▸ REQUIRED TASK: Retype the listing that follows, word for word.
------------------------------------------------------------
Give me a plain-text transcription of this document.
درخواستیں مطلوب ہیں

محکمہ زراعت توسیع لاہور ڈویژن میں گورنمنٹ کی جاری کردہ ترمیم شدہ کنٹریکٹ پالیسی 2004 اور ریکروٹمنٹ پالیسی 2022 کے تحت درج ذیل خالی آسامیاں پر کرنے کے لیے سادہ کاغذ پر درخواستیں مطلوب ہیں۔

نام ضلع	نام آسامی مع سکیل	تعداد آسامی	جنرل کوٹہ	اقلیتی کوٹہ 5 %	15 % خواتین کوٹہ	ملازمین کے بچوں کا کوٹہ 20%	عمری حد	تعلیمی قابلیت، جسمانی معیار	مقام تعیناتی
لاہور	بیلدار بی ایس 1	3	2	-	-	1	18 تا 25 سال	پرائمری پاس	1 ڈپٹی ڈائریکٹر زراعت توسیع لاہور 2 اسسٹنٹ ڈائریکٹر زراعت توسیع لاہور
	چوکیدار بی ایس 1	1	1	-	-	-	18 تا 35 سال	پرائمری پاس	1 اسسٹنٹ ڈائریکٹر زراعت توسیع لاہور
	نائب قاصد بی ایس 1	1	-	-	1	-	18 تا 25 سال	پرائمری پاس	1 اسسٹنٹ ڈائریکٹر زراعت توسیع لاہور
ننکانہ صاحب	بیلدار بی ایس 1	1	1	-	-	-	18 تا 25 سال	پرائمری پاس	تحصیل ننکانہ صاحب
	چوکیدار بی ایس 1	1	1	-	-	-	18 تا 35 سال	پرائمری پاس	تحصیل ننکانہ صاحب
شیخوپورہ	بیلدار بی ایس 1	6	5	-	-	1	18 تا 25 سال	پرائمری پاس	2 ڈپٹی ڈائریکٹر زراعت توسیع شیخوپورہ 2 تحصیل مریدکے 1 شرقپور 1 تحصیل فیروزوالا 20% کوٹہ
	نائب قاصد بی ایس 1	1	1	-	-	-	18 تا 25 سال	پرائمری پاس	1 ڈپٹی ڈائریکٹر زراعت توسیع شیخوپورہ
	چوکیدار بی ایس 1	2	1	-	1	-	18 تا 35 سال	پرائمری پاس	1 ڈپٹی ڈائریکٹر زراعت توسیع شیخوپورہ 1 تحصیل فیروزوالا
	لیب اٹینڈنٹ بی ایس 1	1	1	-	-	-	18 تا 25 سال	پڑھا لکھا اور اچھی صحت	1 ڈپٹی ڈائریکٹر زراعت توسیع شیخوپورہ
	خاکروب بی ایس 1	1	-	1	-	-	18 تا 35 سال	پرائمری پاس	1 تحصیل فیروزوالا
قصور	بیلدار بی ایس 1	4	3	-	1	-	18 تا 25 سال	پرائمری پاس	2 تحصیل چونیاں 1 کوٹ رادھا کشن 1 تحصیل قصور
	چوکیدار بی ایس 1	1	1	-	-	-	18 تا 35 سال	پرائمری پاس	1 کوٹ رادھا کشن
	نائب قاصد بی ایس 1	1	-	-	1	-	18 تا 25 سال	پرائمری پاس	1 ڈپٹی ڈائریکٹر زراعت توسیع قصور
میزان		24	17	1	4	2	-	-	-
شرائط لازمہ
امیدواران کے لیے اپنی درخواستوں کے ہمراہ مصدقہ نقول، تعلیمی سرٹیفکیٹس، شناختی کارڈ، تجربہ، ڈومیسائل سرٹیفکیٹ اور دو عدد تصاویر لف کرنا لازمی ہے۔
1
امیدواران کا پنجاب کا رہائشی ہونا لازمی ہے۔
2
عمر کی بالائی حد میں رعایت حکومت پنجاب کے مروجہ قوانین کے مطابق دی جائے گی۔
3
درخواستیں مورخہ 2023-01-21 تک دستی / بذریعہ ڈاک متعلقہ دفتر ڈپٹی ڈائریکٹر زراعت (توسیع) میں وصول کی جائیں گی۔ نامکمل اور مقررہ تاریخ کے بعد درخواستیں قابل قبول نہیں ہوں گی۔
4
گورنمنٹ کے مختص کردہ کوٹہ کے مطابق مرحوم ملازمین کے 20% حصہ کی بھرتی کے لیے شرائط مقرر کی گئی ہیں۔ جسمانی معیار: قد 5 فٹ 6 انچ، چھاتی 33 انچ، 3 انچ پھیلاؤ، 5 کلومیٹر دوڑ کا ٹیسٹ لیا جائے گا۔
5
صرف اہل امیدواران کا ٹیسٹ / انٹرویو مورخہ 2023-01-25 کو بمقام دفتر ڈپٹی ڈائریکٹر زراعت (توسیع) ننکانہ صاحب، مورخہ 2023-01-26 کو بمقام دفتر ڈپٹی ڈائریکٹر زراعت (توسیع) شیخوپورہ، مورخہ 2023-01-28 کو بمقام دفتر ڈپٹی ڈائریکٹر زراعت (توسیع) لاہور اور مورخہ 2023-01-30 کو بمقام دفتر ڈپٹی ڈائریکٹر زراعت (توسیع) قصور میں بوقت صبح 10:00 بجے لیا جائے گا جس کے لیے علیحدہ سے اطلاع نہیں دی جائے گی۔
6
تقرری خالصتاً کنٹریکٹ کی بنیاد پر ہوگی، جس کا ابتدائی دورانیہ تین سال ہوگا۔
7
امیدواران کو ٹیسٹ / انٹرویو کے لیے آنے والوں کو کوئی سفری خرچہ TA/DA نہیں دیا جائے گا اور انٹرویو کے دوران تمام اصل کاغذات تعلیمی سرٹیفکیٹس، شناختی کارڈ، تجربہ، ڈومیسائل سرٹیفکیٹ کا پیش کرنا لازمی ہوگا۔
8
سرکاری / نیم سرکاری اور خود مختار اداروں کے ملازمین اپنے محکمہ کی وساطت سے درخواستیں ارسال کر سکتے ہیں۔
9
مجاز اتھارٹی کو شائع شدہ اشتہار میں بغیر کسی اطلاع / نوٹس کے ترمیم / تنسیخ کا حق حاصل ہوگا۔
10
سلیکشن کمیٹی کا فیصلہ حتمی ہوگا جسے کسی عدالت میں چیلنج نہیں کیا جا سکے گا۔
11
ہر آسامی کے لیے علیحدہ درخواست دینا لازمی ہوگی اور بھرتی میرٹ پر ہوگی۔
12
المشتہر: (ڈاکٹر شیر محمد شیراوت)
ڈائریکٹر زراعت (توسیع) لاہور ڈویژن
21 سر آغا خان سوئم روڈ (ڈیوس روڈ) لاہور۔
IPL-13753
------------------------------------------------------------
▸ RESULT:
Give me a plain-text transcription of this document.
درخواستیں مطلوب ہیں

محکمہ زراعت توسیع لاہور ڈویژن میں گورنمنٹ کی جاری کردہ ترمیم شدہ کنٹریکٹ پالیسی 2004 اور ریکروٹمنٹ پالیسی 2022 کے تحت درج ذیل خالی آسامیاں پر کرنے کے لیے سادہ کاغذ پر درخواستیں مطلوب ہیں۔

نام ضلع	نام آسامی مع سکیل	تعداد آسامی	جنرل کوٹہ	اقلیتی کوٹہ 5 %	15 % خواتین کوٹہ	ملازمین کے بچوں کا کوٹہ 20%	عمری حد	تعلیمی قابلیت، جسمانی معیار	مقام تعیناتی
لاہور	بیلدار بی ایس 1	3	2	-	-	1	18 تا 25 سال	پرائمری پاس	1 ڈپٹی ڈائریکٹر زراعت توسیع لاہور 2 اسسٹنٹ ڈائریکٹر زراعت توسیع لاہور
	چوکیدار بی ایس 1	1	1	-	-	-	18 تا 35 سال	پرائمری پاس	1 اسسٹنٹ ڈائریکٹر زراعت توسیع لاہور
	نائب قاصد بی ایس 1	1	-	-	1	-	18 تا 25 سال	پرائمری پاس	1 اسسٹنٹ ڈائریکٹر زراعت توسیع لاہور
ننکانہ صاحب	بیلدار بی ایس 1	1	1	-	-	-	18 تا 25 سال	پرائمری پاس	تحصیل ننکانہ صاحب
	چوکیدار بی ایس 1	1	1	-	-	-	18 تا 35 سال	پرائمری پاس	تحصیل ننکانہ صاحب
شیخوپورہ	بیلدار بی ایس 1	6	5	-	-	1	18 تا 25 سال	پرائمری پاس	2 ڈپٹی ڈائریکٹر زراعت توسیع شیخوپورہ 2 تحصیل مریدکے 1 شرقپور 1 تحصیل فیروزوالا 20% کوٹہ
	نائب قاصد بی ایس 1	1	1	-	-	-	18 تا 25 سال	پرائمری پاس	1 ڈپٹی ڈائریکٹر زراعت توسیع شیخوپورہ
	چوکیدار بی ایس 1	2	1	-	1	-	18 تا 35 سال	پرائمری پاس	1 ڈپٹی ڈائریکٹر زراعت توسیع شیخوپورہ 1 تحصیل فیروزوالا
	لیب اٹینڈنٹ بی ایس 1	1	1	-	-	-	18 تا 25 سال	پڑھا لکھا اور اچھی صحت	1 ڈپٹی ڈائریکٹر زراعت توسیع شیخوپورہ
	خاکروب بی ایس 1	1	-	1	-	-	18 تا 35 سال	پرائمری پاس	1 تحصیل فیروزوالا
قصور	بیلدار بی ایس 1	4	3	-	1	-	18 تا 25 سال	پرائمری پاس	2 تحصیل چونیاں 1 کوٹ رادھا کشن 1 تحصیل قصور
	چوکیدار بی ایس 1	1	1	-	-	-	18 تا 35 سال	پرائمری پاس	1 کوٹ رادھا کشن
	نائب قاصد بی ایس 1	1	-	-	1	-	18 تا 25 سال	پرائمری پاس	1 ڈپٹی ڈائریکٹر زراعت توسیع قصور
میزان		24	17	1	4	2	-	-	-
شرائط لازمہ
امیدواران کے لیے اپنی درخواستوں کے ہمراہ مصدقہ نقول، تعلیمی سرٹیفکیٹس، شناختی کارڈ، تجربہ، ڈومیسائل سرٹیفکیٹ اور دو عدد تصاویر لف کرنا لازمی ہے۔
1
امیدواران کا پنجاب کا رہائشی ہونا لازمی ہے۔
2
عمر کی بالائی حد میں رعایت حکومت پنجاب کے مروجہ قوانین کے مطابق دی جائے گی۔
3
درخواستیں مورخہ 2023-01-21 تک دستی / بذریعہ ڈاک متعلقہ دفتر ڈپٹی ڈائریکٹر زراعت (توسیع) میں وصول کی جائیں گی۔ نامکمل اور مقررہ تاریخ کے بعد درخواستیں قابل قبول نہیں ہوں گی۔
4
گورنمنٹ کے مختص کردہ کوٹہ کے مطابق مرحوم ملازمین کے 20% حصہ کی بھرتی کے لیے شرائط مقرر کی گئی ہیں۔ جسمانی معیار: قد 5 فٹ 6 انچ، چھاتی 33 انچ، 3 انچ پھیلاؤ، 5 کلومیٹر دوڑ کا ٹیسٹ لیا جائے گا۔
5
صرف اہل امیدواران کا ٹیسٹ / انٹرویو مورخہ 2023-01-25 کو بمقام دفتر ڈپٹی ڈائریکٹر زراعت (توسیع) ننکانہ صاحب، مورخہ 2023-01-26 کو بمقام دفتر ڈپٹی ڈائریکٹر زراعت (توسیع) شیخوپورہ، مورخہ 2023-01-28 کو بمقام دفتر ڈپٹی ڈائریکٹر زراعت (توسیع) لاہور اور مورخہ 2023-01-30 کو بمقام دفتر ڈپٹی ڈائریکٹر زراعت (توسیع) قصور میں بوقت صبح 10:00 بجے لیا جائے گا جس کے لیے علیحدہ سے اطلاع نہیں دی جائے گی۔
6
تقرری خالصتاً کنٹریکٹ کی بنیاد پر ہوگی، جس کا ابتدائی دورانیہ تین سال ہوگا۔
7
امیدواران کو ٹیسٹ / انٹرویو کے لیے آنے والوں کو کوئی سفری خرچہ TA/DA نہیں دیا جائے گا اور انٹرویو کے دوران تمام اصل کاغذات تعلیمی سرٹیفکیٹس، شناختی کارڈ، تجربہ، ڈومیسائل سرٹیفکیٹ کا پیش کرنا لازمی ہوگا۔
8
سرکاری / نیم سرکاری اور خود مختار اداروں کے ملازمین اپنے محکمہ کی وساطت سے درخواستیں ارسال کر سکتے ہیں۔
9
مجاز اتھارٹی کو شائع شدہ اشتہار میں بغیر کسی اطلاع / نوٹس کے ترمیم / تنسیخ کا حق حاصل ہوگا۔
10
سلیکشن کمیٹی کا فیصلہ حتمی ہوگا جسے کسی عدالت میں چیلنج نہیں کیا جا سکے گا۔
11
ہر آسامی کے لیے علیحدہ درخواست دینا لازمی ہوگی اور بھرتی میرٹ پر ہوگی۔
12
المشتہر: (ڈاکٹر شیر محمد شیراوت)
ڈائریکٹر زراعت (توسیع) لاہور ڈویژن
21 سر آغا خان سوئم روڈ (ڈیوس روڈ) لاہور۔
IPL-13753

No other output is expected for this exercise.